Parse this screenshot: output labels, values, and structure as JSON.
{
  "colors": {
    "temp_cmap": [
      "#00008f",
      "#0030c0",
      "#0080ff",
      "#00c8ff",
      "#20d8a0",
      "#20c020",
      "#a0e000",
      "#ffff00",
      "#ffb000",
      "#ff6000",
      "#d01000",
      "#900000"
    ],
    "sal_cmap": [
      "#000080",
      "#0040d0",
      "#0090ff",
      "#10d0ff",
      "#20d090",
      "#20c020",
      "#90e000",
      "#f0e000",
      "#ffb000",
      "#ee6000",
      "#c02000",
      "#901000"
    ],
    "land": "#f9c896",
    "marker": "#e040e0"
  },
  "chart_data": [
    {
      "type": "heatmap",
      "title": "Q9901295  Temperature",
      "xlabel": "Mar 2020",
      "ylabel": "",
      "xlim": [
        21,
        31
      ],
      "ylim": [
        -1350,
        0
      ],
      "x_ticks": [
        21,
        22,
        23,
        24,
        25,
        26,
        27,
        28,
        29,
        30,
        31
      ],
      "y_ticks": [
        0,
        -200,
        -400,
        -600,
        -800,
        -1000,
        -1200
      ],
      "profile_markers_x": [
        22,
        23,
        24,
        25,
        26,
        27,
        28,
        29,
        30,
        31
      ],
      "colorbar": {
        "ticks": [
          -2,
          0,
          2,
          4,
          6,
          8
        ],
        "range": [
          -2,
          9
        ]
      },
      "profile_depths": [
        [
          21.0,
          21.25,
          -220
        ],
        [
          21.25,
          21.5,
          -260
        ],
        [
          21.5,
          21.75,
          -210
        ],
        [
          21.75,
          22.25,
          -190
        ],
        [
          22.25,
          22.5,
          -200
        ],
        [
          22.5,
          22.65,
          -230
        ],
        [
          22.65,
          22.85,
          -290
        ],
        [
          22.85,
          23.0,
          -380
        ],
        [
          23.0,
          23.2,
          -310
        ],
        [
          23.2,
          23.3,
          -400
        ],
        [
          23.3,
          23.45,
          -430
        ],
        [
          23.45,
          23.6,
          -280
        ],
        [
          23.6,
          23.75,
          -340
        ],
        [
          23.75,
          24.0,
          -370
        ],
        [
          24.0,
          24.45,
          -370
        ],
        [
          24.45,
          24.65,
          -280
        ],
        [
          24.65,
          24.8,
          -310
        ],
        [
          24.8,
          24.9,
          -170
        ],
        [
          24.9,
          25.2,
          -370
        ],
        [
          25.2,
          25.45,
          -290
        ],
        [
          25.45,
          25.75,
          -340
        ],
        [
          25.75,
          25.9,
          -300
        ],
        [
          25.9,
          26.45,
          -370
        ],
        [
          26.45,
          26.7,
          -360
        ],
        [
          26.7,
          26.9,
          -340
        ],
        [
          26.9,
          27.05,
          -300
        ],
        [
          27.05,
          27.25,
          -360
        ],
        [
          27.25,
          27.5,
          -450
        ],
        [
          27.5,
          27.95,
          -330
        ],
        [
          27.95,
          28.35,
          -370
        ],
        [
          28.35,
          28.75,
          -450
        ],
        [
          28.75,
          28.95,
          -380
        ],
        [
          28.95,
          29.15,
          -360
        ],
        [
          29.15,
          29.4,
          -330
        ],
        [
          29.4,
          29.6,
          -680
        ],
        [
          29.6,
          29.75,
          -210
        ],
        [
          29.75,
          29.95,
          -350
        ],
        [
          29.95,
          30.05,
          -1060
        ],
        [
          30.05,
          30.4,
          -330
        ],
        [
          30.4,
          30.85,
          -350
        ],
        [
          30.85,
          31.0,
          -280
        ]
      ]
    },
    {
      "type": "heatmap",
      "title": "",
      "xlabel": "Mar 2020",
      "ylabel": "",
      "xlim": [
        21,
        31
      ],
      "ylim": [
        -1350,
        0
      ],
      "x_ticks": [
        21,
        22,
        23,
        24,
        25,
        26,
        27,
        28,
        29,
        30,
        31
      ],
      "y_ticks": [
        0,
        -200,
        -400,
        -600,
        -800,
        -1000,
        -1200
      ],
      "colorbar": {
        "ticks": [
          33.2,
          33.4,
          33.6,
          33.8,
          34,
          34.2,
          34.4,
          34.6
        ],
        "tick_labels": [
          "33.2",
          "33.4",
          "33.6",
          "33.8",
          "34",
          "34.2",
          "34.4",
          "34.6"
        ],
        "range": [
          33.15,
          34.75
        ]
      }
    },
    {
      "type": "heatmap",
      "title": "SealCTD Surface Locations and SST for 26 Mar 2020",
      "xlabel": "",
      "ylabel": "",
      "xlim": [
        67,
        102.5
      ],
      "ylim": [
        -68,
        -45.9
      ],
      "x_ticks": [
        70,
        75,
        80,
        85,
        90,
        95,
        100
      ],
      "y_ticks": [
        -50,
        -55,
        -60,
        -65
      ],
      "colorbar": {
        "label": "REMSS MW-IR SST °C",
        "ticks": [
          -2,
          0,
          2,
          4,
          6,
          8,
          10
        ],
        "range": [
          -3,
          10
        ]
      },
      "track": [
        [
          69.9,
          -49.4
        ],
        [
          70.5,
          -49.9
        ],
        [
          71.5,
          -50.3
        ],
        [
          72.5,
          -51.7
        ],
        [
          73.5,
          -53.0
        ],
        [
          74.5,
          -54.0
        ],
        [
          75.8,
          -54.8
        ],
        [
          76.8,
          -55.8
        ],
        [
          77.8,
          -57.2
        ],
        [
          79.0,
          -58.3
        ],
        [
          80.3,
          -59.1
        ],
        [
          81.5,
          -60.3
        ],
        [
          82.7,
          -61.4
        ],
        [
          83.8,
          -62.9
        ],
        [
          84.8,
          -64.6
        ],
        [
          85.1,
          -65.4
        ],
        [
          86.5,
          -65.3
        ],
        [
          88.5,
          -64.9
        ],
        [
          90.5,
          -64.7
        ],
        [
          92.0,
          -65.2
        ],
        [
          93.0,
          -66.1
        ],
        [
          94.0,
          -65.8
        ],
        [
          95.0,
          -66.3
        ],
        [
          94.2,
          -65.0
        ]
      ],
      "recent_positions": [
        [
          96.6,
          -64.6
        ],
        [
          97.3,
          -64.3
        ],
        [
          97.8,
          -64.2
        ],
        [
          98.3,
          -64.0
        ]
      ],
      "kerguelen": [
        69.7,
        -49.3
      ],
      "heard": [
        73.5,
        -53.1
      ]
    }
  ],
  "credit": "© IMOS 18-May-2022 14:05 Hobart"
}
# # # # # # #
**What the task asks**
Reproduce the entries above in full, verbatim.

**Written reply**
Parse this screenshot: output labels, values, and structure as JSON.
{
  "colors": {
    "temp_cmap": [
      "#00008f",
      "#0030c0",
      "#0080ff",
      "#00c8ff",
      "#20d8a0",
      "#20c020",
      "#a0e000",
      "#ffff00",
      "#ffb000",
      "#ff6000",
      "#d01000",
      "#900000"
    ],
    "sal_cmap": [
      "#000080",
      "#0040d0",
      "#0090ff",
      "#10d0ff",
      "#20d090",
      "#20c020",
      "#90e000",
      "#f0e000",
      "#ffb000",
      "#ee6000",
      "#c02000",
      "#901000"
    ],
    "land": "#f9c896",
    "marker": "#e040e0"
  },
  "chart_data": [
    {
      "type": "heatmap",
      "title": "Q9901295  Temperature",
      "xlabel": "Mar 2020",
      "ylabel": "",
      "xlim": [
        21,
        31
      ],
      "ylim": [
        -1350,
        0
      ],
      "x_ticks": [
        21,
        22,
        23,
        24,
        25,
        26,
        27,
        28,
        29,
        30,
        31
      ],
      "y_ticks": [
        0,
        -200,
        -400,
        -600,
        -800,
        -1000,
        -1200
      ],
      "profile_markers_x": [
        22,
        23,
        24,
        25,
        26,
        27,
        28,
        29,
        30,
        31
      ],
      "colorbar": {
        "ticks": [
          -2,
          0,
          2,
          4,
          6,
          8
        ],
        "range": [
          -2,
          9
        ]
      },
      "profile_depths": [
        [
          21.0,
          21.25,
          -220
        ],
        [
          21.25,
          21.5,
          -260
        ],
        [
          21.5,
          21.75,
          -210
        ],
        [
          21.75,
          22.25,
          -190
        ],
        [
          22.25,
          22.5,
          -200
        ],
        [
          22.5,
          22.65,
          -230
        ],
        [
          22.65,
          22.85,
          -290
        ],
        [
          22.85,
          23.0,
          -380
        ],
        [
          23.0,
          23.2,
          -310
        ],
        [
          23.2,
          23.3,
          -400
        ],
        [
          23.3,
          23.45,
          -430
        ],
        [
          23.45,
          23.6,
          -280
        ],
        [
          23.6,
          23.75,
          -340
        ],
        [
          23.75,
          24.0,
          -370
        ],
        [
          24.0,
          24.45,
          -370
        ],
        [
          24.45,
          24.65,
          -280
        ],
        [
          24.65,
          24.8,
          -310
        ],
        [
          24.8,
          24.9,
          -170
        ],
        [
          24.9,
          25.2,
          -370
        ],
        [
          25.2,
          25.45,
          -290
        ],
        [
          25.45,
          25.75,
          -340
        ],
        [
          25.75,
          25.9,
          -300
        ],
        [
          25.9,
          26.45,
          -370
        ],
        [
          26.45,
          26.7,
          -360
        ],
        [
          26.7,
          26.9,
          -340
        ],
        [
          26.9,
          27.05,
          -300
        ],
        [
          27.05,
          27.25,
          -360
        ],
        [
          27.25,
          27.5,
          -450
        ],
        [
          27.5,
          27.95,
          -330
        ],
        [
          27.95,
          28.35,
          -370
        ],
        [
          28.35,
          28.75,
          -450
        ],
        [
          28.75,
          28.95,
          -380
        ],
        [
          28.95,
          29.15,
          -360
        ],
        [
          29.15,
          29.4,
          -330
        ],
        [
          29.4,
          29.6,
          -680
        ],
        [
          29.6,
          29.75,
          -210
        ],
        [
          29.75,
          29.95,
          -350
        ],
        [
          29.95,
          30.05,
          -1060
        ],
        [
          30.05,
          30.4,
          -330
        ],
        [
          30.4,
          30.85,
          -350
        ],
        [
          30.85,
          31.0,
          -280
        ]
      ]
    },
    {
      "type": "heatmap",
      "title": "",
      "xlabel": "Mar 2020",
      "ylabel": "",
      "xlim": [
        21,
        31
      ],
      "ylim": [
        -1350,
        0
      ],
      "x_ticks": [
        21,
        22,
        23,
        24,
        25,
        26,
        27,
        28,
        29,
        30,
        31
      ],
      "y_ticks": [
        0,
        -200,
        -400,
        -600,
        -800,
        -1000,
        -1200
      ],
      "colorbar": {
        "ticks": [
          33.2,
          33.4,
          33.6,
          33.8,
          34,
          34.2,
          34.4,
          34.6
        ],
        "tick_labels": [
          "33.2",
          "33.4",
          "33.6",
          "33.8",
          "34",
          "34.2",
          "34.4",
          "34.6"
        ],
        "range": [
          33.15,
          34.75
        ]
      }
    },
    {
      "type": "heatmap",
      "title": "SealCTD Surface Locations and SST for 26 Mar 2020",
      "xlabel": "",
      "ylabel": "",
      "xlim": [
        67,
        102.5
      ],
      "ylim": [
        -68,
        -45.9
      ],
      "x_ticks": [
        70,
        75,
        80,
        85,
        90,
        95,
        100
      ],
      "y_ticks": [
        -50,
        -55,
        -60,
        -65
      ],
      "colorbar": {
        "label": "REMSS MW-IR SST °C",
        "ticks": [
          -2,
          0,
          2,
          4,
          6,
          8,
          10
        ],
        "range": [
          -3,
          10
        ]
      },
      "track": [
        [
          69.9,
          -49.4
        ],
        [
          70.5,
          -49.9
        ],
        [
          71.5,
          -50.3
        ],
        [
          72.5,
          -51.7
        ],
        [
          73.5,
          -53.0
        ],
        [
          74.5,
          -54.0
        ],
        [
          75.8,
          -54.8
        ],
        [
          76.8,
          -55.8
        ],
        [
          77.8,
          -57.2
        ],
        [
          79.0,
          -58.3
        ],
        [
          80.3,
          -59.1
        ],
        [
          81.5,
          -60.3
        ],
        [
          82.7,
          -61.4
        ],
        [
          83.8,
          -62.9
        ],
        [
          84.8,
          -64.6
        ],
        [
          85.1,
          -65.4
        ],
        [
          86.5,
          -65.3
        ],
        [
          88.5,
          -64.9
        ],
        [
          90.5,
          -64.7
        ],
        [
          92.0,
          -65.2
        ],
        [
          93.0,
          -66.1
        ],
        [
          94.0,
          -65.8
        ],
        [
          95.0,
          -66.3
        ],
        [
          94.2,
          -65.0
        ]
      ],
      "recent_positions": [
        [
          96.6,
          -64.6
        ],
        [
          97.3,
          -64.3
        ],
        [
          97.8,
          -64.2
        ],
        [
          98.3,
          -64.0
        ]
      ],
      "kerguelen": [
        69.7,
        -49.3
      ],
      "heard": [
        73.5,
        -53.1
      ]
    }
  ],
  "credit": "© IMOS 18-May-2022 14:05 Hobart"
}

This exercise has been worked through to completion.